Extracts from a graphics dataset
________________________________________

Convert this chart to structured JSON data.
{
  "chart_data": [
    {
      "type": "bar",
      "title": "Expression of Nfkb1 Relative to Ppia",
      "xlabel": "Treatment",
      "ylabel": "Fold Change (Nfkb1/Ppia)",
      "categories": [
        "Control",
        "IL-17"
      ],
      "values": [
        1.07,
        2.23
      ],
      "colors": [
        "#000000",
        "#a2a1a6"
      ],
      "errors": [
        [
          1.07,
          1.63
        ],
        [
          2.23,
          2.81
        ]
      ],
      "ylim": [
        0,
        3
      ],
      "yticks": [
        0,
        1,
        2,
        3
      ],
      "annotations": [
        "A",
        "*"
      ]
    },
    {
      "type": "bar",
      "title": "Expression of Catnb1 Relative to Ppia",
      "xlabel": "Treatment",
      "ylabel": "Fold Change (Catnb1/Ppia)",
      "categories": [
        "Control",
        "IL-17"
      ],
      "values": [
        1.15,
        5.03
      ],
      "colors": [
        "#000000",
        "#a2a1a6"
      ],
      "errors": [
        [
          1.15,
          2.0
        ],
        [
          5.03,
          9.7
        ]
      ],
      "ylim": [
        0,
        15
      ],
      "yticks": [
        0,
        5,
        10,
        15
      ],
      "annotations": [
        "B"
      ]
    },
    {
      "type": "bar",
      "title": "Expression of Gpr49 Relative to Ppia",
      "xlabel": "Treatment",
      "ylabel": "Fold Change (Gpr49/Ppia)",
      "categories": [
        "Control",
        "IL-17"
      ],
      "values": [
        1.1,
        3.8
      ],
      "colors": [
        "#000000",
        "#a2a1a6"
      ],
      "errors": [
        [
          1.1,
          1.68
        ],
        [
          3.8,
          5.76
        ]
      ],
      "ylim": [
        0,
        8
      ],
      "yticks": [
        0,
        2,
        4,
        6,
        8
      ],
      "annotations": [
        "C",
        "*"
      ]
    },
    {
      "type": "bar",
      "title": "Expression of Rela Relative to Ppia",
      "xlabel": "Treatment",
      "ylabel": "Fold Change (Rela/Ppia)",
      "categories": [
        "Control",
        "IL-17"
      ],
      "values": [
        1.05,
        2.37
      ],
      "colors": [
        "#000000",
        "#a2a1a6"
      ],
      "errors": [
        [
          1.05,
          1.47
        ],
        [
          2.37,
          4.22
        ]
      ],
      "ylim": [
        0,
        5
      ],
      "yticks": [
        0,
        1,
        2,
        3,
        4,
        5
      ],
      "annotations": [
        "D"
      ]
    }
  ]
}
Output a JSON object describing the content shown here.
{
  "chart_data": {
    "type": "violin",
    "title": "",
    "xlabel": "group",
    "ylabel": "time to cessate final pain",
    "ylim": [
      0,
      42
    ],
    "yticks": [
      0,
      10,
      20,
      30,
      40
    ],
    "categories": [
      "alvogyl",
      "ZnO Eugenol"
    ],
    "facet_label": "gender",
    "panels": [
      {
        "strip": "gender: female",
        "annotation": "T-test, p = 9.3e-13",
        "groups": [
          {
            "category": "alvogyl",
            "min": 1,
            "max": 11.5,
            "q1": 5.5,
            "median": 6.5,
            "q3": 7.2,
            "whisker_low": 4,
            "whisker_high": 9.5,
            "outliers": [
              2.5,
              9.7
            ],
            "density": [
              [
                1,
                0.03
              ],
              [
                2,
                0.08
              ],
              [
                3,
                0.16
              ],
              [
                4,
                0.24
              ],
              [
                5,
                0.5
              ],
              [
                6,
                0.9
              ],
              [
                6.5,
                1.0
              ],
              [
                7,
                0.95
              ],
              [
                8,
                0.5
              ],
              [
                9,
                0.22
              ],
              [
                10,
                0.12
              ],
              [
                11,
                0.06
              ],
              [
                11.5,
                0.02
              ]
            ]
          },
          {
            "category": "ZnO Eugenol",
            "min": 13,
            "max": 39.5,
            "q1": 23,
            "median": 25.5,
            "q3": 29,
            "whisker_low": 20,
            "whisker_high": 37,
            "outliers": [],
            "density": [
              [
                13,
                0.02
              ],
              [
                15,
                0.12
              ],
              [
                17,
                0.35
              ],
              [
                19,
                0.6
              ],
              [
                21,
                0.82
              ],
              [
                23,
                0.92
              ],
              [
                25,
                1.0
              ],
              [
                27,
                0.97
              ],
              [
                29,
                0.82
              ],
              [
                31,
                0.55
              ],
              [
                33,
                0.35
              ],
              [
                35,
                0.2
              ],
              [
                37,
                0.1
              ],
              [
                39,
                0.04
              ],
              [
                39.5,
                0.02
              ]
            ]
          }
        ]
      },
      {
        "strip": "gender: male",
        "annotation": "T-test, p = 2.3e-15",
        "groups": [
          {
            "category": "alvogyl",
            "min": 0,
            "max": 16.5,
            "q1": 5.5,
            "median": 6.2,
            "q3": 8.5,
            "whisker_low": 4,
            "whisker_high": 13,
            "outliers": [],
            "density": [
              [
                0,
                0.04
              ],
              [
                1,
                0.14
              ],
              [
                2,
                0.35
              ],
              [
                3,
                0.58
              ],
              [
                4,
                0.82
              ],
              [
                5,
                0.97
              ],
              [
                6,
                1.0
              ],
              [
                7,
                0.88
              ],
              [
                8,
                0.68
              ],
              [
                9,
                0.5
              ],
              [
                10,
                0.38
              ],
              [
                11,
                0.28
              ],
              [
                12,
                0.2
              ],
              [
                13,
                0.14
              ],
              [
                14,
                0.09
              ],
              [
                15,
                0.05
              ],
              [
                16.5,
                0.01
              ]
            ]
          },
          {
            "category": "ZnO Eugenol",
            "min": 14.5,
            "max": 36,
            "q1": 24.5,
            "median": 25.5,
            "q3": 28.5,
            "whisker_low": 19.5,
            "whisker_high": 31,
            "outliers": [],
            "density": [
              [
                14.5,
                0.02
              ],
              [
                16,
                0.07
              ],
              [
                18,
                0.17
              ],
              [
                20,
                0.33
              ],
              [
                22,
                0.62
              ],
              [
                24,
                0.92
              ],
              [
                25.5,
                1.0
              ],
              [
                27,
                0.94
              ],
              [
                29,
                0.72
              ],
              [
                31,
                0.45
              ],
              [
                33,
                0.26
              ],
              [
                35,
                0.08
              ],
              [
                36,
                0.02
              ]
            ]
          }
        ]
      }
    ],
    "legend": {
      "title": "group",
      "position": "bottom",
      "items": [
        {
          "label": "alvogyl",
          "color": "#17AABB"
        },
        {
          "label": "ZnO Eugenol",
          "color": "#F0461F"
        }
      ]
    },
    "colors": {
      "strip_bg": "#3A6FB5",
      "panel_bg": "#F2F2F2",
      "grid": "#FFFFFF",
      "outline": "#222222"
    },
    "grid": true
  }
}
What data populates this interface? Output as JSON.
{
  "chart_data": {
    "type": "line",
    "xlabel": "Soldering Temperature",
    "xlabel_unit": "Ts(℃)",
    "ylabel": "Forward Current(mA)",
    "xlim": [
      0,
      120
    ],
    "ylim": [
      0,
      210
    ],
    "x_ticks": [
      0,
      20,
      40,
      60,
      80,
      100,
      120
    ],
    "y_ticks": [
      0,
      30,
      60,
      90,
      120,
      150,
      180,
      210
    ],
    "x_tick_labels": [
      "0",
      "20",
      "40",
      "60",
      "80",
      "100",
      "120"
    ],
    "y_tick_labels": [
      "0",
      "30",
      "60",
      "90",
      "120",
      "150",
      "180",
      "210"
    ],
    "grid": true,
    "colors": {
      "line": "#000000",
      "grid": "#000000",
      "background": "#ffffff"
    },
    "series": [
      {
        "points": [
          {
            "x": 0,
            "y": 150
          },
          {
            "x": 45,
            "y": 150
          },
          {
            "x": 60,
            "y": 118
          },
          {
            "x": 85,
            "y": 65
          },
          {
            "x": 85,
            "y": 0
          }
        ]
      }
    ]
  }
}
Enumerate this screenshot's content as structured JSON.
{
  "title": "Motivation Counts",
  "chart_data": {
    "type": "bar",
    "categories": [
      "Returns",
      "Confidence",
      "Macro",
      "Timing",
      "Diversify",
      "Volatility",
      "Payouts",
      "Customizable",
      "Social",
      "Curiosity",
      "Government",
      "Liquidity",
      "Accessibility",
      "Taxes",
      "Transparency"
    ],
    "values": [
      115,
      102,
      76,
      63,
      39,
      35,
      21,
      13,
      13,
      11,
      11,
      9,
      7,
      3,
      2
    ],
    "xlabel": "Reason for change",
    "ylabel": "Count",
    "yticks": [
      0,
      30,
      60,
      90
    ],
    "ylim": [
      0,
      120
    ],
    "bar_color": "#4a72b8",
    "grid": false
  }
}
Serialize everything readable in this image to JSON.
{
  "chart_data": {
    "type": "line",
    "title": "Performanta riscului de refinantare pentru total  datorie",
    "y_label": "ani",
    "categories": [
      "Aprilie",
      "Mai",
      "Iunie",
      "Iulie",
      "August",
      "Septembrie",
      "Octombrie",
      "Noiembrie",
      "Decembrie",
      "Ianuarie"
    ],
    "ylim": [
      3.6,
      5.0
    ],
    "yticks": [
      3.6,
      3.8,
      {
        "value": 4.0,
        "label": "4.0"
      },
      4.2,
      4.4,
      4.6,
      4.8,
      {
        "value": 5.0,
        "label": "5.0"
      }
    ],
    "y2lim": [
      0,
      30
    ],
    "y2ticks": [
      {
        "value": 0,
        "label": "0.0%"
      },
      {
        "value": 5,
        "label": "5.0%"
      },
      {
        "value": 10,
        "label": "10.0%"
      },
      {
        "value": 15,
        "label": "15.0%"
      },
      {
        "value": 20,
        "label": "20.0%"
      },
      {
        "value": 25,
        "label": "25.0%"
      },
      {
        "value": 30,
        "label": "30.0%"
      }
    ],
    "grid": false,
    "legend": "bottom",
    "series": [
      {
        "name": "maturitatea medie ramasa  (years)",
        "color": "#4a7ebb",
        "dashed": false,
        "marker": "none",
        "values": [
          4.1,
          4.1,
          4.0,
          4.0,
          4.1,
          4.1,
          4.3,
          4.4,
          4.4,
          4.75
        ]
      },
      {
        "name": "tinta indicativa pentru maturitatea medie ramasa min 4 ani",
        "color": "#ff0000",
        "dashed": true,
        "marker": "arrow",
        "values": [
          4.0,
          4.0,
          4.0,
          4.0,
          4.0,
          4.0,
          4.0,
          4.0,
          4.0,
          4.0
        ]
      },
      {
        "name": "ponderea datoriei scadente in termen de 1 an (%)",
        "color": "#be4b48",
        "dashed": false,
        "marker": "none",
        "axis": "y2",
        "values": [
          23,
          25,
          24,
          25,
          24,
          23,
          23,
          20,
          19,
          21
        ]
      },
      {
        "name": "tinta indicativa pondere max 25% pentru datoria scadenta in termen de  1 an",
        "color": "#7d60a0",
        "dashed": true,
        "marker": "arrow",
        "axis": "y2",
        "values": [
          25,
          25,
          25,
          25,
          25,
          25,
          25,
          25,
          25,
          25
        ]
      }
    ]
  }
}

________________________________________

- YOUR OBJECTIVE
Each line above that includes "JSON" should be shown.

- TASK RESULT
Convert this chart to structured JSON data.
Output a JSON object describing the content shown here.
What data populates this interface? Output as JSON.
Enumerate this screenshot's content as structured JSON.
Serialize everything readable in this image to JSON.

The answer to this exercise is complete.